[START]

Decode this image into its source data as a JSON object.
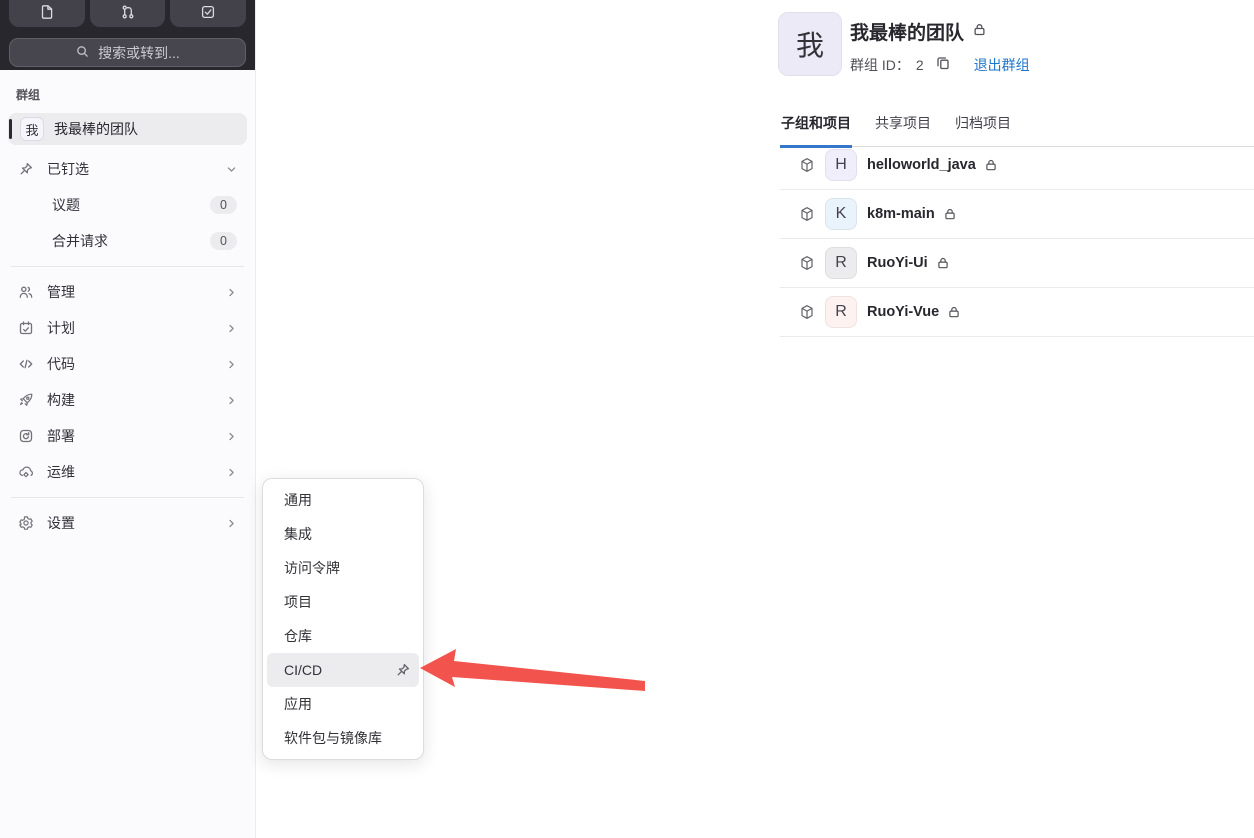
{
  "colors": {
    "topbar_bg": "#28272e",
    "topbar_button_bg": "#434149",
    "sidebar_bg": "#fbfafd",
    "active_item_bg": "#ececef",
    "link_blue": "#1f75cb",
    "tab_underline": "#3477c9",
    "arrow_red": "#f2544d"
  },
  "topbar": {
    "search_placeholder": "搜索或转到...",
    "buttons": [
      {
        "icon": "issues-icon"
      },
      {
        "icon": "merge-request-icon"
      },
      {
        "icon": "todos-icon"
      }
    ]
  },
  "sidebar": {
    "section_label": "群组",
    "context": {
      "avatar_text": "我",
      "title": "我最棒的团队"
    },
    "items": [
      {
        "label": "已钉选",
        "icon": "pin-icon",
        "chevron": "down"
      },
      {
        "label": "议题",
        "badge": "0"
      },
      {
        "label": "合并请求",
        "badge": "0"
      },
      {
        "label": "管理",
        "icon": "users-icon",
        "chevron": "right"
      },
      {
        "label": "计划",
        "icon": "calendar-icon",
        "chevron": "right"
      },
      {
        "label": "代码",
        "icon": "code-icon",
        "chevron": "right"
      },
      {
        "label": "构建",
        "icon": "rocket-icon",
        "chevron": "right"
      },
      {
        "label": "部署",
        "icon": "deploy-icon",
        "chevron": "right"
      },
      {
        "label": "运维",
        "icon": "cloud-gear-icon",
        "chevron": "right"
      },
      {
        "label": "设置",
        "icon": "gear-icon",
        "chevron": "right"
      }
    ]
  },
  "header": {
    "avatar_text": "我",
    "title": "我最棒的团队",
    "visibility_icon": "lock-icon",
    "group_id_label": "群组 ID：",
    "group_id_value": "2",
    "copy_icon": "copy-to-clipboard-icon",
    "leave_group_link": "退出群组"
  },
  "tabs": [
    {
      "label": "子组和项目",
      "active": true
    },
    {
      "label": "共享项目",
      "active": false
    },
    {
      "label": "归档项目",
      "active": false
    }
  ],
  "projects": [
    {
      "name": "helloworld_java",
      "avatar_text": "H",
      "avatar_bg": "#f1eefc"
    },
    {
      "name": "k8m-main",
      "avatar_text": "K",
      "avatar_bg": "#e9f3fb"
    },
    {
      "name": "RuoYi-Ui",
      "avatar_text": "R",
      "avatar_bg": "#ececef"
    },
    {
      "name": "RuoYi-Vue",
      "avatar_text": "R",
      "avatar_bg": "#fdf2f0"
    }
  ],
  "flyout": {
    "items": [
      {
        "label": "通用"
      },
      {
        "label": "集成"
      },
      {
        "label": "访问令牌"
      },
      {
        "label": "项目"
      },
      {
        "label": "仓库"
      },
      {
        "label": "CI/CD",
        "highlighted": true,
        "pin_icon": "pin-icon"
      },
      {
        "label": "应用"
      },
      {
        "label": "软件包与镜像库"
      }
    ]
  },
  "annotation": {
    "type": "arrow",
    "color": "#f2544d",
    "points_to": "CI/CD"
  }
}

[END]
[START]

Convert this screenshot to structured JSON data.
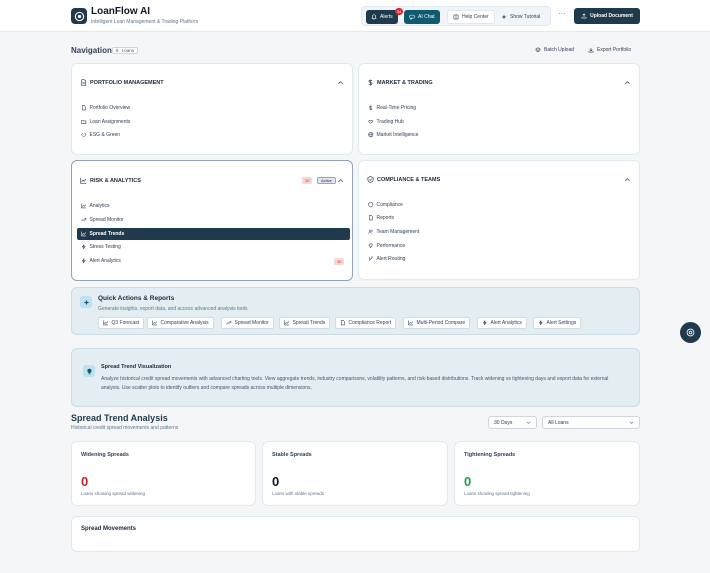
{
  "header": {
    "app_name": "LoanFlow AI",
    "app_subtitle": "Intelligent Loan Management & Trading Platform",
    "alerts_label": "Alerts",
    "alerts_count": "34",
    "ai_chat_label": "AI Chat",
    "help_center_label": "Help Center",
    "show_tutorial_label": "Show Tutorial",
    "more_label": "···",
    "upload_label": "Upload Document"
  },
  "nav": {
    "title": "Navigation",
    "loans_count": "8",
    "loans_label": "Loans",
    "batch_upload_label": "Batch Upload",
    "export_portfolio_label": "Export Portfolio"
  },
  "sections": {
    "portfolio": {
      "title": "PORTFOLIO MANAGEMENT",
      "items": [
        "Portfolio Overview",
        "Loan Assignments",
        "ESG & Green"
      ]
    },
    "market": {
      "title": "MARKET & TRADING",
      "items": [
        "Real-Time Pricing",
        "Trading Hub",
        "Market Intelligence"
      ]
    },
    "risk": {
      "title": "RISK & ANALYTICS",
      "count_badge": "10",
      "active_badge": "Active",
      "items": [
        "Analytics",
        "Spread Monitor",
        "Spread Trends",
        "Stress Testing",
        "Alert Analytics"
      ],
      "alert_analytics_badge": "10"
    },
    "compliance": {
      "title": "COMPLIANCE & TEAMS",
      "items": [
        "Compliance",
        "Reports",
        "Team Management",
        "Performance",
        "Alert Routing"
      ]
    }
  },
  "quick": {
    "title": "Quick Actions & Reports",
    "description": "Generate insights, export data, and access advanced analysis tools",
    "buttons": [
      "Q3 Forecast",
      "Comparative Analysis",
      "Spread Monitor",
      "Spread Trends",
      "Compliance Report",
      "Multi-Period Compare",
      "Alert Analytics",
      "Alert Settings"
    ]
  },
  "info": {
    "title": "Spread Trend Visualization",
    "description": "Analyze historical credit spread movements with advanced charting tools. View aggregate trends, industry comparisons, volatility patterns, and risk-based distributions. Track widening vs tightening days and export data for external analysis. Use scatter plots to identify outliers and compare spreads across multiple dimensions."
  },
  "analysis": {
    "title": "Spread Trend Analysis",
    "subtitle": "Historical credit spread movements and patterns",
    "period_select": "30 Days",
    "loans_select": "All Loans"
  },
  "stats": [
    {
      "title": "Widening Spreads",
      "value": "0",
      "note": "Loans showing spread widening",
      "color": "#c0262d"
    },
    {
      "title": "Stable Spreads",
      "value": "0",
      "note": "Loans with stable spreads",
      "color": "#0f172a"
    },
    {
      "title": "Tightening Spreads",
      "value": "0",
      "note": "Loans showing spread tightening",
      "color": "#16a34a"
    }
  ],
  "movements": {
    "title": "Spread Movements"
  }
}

[END]
[START]

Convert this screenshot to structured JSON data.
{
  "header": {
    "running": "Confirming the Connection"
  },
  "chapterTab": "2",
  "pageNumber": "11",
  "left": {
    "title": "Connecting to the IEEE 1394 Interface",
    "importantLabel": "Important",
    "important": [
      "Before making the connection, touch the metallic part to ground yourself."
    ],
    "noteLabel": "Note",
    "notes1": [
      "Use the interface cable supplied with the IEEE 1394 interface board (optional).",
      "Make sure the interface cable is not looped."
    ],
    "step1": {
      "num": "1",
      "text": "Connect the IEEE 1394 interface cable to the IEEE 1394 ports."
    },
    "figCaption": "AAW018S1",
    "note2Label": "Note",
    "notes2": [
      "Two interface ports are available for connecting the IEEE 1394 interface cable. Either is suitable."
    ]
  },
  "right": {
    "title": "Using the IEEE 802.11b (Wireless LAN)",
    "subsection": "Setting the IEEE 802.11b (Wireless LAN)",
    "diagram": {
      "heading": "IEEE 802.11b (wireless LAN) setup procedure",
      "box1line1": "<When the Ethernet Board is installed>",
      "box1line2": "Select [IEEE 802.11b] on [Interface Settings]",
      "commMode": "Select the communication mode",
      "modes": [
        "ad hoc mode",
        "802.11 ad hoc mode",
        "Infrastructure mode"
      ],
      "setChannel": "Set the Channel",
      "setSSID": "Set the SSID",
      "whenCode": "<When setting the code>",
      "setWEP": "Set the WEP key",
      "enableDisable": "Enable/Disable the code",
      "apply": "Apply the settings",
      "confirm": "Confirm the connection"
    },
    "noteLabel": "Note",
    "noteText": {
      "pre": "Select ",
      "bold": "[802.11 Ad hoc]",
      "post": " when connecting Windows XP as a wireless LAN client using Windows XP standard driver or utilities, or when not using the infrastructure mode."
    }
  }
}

[END]

**Instruction:**
The lines to collect are those holding the string "Reports"; copy them all.

**Reply to the task:**
        "Reports",
    "title": "Quick Actions & Reports",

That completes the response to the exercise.